• What is asked: Set out every line bearing the string "Compétences".

══ Input rows

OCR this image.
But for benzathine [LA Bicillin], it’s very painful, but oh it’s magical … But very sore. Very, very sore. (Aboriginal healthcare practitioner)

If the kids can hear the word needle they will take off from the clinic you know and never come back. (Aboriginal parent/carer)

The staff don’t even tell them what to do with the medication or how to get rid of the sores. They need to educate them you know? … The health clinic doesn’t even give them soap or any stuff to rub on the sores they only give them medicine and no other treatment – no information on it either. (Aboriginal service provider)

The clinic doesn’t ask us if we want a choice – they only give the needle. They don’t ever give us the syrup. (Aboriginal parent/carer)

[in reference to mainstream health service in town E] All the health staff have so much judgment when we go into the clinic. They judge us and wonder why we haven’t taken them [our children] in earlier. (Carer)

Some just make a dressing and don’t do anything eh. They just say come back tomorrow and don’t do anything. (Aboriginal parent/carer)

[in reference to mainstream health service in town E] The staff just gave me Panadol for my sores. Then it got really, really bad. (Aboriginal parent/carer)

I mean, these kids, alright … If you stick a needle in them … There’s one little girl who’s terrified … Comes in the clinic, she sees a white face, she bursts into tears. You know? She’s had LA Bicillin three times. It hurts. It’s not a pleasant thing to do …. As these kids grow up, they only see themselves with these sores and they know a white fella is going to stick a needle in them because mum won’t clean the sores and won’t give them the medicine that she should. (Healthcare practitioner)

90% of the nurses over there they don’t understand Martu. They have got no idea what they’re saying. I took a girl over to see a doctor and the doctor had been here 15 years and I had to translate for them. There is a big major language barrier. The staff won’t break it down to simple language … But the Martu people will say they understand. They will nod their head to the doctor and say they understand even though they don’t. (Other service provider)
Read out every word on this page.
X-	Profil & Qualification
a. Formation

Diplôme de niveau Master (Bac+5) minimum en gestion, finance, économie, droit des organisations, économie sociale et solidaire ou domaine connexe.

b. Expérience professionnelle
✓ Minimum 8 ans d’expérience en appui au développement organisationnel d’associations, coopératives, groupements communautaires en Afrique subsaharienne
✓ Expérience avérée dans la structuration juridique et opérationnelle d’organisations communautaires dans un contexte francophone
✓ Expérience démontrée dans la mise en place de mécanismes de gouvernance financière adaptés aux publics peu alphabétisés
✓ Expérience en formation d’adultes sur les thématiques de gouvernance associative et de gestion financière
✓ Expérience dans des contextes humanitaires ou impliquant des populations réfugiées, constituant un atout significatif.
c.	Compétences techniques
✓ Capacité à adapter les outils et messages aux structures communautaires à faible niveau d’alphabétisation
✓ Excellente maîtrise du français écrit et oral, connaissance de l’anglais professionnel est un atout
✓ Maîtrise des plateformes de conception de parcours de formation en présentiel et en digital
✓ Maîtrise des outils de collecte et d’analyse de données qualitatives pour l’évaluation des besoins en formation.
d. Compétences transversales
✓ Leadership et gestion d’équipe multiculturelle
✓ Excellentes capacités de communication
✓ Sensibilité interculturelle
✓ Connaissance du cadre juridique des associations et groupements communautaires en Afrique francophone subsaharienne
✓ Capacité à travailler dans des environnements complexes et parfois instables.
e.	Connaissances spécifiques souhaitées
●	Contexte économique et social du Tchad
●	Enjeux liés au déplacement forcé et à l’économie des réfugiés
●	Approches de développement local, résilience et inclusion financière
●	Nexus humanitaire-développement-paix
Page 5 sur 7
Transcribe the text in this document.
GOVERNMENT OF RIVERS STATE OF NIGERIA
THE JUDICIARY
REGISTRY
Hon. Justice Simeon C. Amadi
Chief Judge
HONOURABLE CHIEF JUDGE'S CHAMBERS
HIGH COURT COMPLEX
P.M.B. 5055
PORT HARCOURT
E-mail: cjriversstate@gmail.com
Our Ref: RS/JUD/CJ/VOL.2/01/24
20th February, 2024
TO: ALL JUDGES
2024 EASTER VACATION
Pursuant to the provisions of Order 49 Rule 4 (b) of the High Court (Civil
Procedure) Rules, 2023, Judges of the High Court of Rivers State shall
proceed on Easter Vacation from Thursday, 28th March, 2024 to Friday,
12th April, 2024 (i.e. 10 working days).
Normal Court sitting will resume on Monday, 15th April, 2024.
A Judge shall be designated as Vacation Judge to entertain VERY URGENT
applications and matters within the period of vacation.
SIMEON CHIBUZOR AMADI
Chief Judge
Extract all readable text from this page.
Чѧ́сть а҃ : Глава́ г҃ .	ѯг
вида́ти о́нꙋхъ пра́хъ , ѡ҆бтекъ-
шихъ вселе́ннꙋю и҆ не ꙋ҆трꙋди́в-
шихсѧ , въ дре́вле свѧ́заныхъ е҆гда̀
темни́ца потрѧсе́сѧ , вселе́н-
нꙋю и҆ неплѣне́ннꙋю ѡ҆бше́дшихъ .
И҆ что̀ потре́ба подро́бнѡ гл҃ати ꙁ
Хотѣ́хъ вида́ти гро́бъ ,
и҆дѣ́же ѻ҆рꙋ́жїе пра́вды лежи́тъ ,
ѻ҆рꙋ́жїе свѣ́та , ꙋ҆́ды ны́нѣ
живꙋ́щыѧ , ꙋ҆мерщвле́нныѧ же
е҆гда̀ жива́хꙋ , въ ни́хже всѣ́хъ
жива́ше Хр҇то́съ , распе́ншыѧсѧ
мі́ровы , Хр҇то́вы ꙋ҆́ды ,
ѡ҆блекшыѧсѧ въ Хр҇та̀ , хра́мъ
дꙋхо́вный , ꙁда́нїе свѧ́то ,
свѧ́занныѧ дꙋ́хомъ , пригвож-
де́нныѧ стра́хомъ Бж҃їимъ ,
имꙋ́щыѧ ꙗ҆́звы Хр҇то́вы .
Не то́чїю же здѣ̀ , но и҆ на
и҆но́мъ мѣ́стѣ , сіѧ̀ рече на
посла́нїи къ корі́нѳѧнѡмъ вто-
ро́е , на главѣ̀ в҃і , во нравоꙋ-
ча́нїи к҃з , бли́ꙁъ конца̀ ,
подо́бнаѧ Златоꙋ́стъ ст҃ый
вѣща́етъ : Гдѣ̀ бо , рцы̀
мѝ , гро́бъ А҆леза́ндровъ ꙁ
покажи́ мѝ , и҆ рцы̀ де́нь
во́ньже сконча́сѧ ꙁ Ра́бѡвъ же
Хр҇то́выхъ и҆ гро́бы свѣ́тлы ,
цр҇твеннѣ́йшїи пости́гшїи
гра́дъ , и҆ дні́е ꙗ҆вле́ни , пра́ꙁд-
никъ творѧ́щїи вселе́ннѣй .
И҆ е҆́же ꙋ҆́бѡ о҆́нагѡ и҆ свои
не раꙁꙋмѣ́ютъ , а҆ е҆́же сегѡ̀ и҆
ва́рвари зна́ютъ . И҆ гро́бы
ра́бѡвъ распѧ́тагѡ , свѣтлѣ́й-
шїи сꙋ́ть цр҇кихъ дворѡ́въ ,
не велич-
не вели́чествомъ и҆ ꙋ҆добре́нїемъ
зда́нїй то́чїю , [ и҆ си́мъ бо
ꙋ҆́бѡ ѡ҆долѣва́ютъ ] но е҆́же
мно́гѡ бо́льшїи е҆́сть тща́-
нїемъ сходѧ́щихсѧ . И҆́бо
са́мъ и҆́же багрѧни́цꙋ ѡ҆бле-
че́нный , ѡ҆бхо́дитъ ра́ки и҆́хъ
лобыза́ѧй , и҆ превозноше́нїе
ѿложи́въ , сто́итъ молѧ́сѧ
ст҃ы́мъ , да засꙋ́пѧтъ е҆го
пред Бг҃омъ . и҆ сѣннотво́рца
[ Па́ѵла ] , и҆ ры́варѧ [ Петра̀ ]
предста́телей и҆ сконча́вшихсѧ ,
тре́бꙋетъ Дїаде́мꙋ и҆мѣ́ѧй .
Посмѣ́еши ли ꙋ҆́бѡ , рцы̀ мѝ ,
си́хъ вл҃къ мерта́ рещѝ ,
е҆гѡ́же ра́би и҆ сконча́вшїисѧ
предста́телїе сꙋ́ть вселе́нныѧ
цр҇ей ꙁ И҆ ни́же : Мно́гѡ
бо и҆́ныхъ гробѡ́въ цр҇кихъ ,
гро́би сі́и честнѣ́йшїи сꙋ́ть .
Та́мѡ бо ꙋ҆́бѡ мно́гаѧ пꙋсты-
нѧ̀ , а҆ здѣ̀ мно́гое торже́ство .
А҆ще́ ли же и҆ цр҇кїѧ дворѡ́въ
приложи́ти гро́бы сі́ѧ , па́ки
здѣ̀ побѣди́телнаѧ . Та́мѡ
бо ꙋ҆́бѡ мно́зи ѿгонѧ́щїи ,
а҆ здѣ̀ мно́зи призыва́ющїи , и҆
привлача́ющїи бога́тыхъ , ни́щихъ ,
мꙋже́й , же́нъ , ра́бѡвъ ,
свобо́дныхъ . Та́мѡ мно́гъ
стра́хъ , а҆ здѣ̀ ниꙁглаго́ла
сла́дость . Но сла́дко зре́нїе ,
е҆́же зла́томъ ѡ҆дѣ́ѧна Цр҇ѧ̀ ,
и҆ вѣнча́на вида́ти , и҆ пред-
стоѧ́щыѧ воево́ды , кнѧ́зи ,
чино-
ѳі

════

• Complete answer:
c.	Compétences techniques
d. Compétences transversales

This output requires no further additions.